▶ Objective
Scan the listing below and copy every line holding "organy".

▶ Data for the task
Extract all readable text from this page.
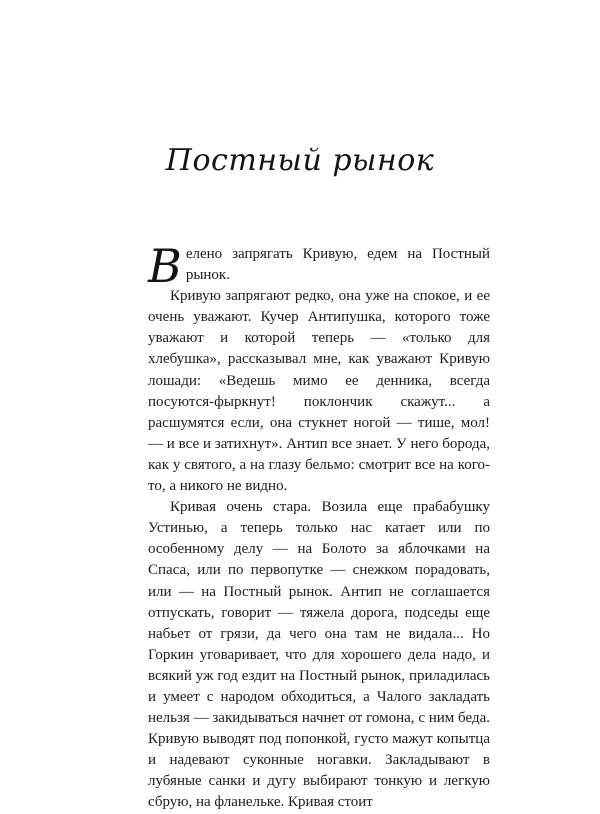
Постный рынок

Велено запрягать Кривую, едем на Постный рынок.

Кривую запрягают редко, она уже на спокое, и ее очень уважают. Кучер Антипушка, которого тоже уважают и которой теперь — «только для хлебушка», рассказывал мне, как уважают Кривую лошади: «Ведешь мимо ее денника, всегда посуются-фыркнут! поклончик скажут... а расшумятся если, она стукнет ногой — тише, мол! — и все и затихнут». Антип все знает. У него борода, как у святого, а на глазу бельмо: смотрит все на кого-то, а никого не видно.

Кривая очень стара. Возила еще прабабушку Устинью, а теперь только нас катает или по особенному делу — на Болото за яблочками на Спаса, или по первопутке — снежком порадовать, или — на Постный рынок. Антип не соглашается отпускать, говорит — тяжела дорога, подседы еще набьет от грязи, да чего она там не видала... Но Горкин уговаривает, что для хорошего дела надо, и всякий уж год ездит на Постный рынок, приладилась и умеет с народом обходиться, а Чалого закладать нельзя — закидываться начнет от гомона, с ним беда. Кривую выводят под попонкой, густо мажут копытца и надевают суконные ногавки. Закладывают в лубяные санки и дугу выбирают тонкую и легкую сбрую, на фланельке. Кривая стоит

--

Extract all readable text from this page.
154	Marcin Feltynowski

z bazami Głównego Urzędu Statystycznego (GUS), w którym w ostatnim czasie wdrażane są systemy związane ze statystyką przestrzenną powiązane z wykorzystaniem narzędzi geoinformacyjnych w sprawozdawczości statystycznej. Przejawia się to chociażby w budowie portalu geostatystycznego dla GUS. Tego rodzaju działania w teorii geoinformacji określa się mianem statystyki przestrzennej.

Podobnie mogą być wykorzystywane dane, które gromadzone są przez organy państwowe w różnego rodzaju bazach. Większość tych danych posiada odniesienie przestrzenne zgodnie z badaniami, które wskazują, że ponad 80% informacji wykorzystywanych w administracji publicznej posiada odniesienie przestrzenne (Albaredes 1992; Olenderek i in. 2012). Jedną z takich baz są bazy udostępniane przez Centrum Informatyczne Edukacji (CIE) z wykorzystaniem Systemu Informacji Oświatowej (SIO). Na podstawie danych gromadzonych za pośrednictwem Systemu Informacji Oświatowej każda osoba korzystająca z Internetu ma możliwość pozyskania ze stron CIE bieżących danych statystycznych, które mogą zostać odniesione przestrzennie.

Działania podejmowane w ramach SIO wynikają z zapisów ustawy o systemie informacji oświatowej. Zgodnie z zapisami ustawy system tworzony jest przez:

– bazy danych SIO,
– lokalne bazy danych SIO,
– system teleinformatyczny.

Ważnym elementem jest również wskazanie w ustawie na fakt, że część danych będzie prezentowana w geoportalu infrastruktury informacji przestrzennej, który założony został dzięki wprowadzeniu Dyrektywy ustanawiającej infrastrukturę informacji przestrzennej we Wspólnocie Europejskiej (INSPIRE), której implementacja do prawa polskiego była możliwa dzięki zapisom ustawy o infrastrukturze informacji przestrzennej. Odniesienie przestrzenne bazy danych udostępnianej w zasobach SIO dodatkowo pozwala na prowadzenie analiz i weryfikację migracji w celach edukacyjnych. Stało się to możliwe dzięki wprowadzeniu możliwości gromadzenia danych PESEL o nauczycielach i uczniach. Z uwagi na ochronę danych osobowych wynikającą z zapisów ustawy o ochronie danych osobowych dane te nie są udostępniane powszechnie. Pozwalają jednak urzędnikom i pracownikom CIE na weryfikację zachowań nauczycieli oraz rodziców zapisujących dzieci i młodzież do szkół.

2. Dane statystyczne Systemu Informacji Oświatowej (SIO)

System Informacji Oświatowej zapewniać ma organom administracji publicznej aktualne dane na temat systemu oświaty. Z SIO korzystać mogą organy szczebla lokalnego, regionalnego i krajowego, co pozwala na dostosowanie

▶ Answer to this problem
Podobnie mogą być wykorzystywane dane, które gromadzone są przez organy państwowe w różnego rodzaju bazach. Większość tych danych posiada odniesienie przestrzenne zgodnie z badaniami, które wskazują, że ponad 80% informacji wykorzystywanych w administracji publicznej posiada odniesienie przestrzenne (Albaredes 1992; Olenderek i in. 2012). Jedną z takich baz są bazy udostępniane przez Centrum Informatyczne Edukacji (CIE) z wykorzystaniem Systemu Informacji Oświatowej (SIO). Na podstawie danych gromadzonych za pośrednictwem Systemu Informacji Oświatowej każda osoba korzystająca z Internetu ma możliwość pozyskania ze stron CIE bieżących danych statystycznych, które mogą zostać odniesione przestrzennie.
System Informacji Oświatowej zapewniać ma organom administracji publicznej aktualne dane na temat systemu oświaty. Z SIO korzystać mogą organy szczebla lokalnego, regionalnego i krajowego, co pozwala na dostosowanie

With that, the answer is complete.